Text shown:
[Start of section]

Effectiveness of optimal incremental multi-step nearest neighbor search

Abstract

The development of techniques that facilitate effective similarity search is important for many applications such as multi-media databases, content-based image retrieval, molecular biology, medical imaging, and object recognition, among others. Two of the common operations in this context are range queries and k-nearest neighbor search in high-dimensional space. However, the distance measures used to determine the dissimilarities between high-dimensional feature vectors are often expensive to compute. To reduce the number of expensive distance calculations in the search process, Korn, Sidiropoulos, Faloutsos, Siegel, and Protopapas (1996) proposed a multi-step algorithm, which involves two stages: filtering and refinement. It employs an easily computable lower-bound distance measure to filter out a candidate set in the filtering stage and confine the expensive distance computation to a small candidate set in the refinement stage. This algorithm was later improved by Seidl and Kriegel (1998) to produce optimal-sized candidate set in the filtering stage; the improved algorithm is said to be filtering optimal. However, the improved algorithm cannot produce the result incrementally in the refinement stage. The improved algorithm can only start to produce results after the whole search process stops, which is a disadvantage in real applications. In this paper, we experimentally demonstrate the applicability and effectiveness of an extended version of the algorithm that can produce the nearest neighbors incrementally in an optimal way in the sense that a nearest neighbor is output as soon as it can be determined using the existing information; thus, nearest neighbors are produced in order. Our algorithm is both filtering and refinement optimal, and well serves real applications. We have already proved the optimality of the proposed extended algorithm ( Zhang, Alhajj, & Rokne, 2008), and in here we empirically demonstrate its independence on the number of nearest neighbors and its effectiveness in early retrieving results as compared to the previous algorithm.

[End of section]

What to produce: For each statement, say whether it agrees with the abstract on incremental nearest neighbor search. Answer yes or no and quote the deciding words. (a) The multi-step algorithm by Korn and colleagues has two stages, filtering and refinement. (b) The improved algorithm by Seidl and Kriegel can output results incrementally during refinement. (c) This paper is where the optimality of the extended algorithm is first proved.

Items stored in a collection
[Start of section]

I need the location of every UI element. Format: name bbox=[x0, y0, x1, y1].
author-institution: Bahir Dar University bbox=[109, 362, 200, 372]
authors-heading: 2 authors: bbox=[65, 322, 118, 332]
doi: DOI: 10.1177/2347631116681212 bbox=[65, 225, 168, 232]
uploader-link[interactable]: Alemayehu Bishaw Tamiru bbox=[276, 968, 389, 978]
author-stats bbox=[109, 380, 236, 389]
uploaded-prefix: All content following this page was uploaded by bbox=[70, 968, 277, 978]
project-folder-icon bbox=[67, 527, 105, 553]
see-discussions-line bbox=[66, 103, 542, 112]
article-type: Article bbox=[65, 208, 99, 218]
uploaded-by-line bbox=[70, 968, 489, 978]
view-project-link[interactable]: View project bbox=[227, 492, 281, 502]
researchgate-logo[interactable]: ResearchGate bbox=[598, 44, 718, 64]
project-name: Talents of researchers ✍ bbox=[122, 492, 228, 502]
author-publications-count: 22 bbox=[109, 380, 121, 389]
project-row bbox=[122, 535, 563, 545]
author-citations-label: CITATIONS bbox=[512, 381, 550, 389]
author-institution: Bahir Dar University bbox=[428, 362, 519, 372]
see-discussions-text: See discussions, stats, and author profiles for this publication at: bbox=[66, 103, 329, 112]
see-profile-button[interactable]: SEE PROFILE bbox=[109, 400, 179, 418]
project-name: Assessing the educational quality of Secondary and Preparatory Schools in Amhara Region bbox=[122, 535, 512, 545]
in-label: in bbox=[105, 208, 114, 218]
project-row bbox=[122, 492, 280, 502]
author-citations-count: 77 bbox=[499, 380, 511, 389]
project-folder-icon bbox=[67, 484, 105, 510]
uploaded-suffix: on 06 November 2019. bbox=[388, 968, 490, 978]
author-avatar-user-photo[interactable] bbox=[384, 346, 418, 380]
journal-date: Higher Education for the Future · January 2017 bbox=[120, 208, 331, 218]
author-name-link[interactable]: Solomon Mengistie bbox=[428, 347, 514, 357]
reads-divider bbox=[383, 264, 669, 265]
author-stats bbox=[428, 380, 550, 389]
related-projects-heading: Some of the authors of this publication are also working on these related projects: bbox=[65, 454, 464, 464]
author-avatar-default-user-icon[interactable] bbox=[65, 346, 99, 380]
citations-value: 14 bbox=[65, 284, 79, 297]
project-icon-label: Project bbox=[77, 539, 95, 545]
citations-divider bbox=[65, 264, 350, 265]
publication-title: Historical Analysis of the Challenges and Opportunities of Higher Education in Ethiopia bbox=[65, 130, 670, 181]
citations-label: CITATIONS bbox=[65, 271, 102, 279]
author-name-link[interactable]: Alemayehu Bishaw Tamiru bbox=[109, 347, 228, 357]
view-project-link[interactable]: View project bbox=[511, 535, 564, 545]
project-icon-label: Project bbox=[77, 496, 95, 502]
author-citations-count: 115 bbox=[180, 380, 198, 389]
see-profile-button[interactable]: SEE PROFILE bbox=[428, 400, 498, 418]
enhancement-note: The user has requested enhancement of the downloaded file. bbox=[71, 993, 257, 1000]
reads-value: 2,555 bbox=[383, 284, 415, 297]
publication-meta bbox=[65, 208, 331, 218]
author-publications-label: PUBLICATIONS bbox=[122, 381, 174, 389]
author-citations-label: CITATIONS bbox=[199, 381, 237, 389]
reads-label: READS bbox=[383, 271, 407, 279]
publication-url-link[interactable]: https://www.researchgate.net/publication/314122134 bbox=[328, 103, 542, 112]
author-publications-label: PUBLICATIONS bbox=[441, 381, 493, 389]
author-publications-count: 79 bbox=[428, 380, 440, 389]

[End of section]

Answer space:
(a) Yes: "which involves two stages: filtering and refinement"
(b) No: "However, the improved algorithm cannot produce the result incrementally in the refinement stage."
(c) No: "We have already proved the optimality of the proposed extended algorithm"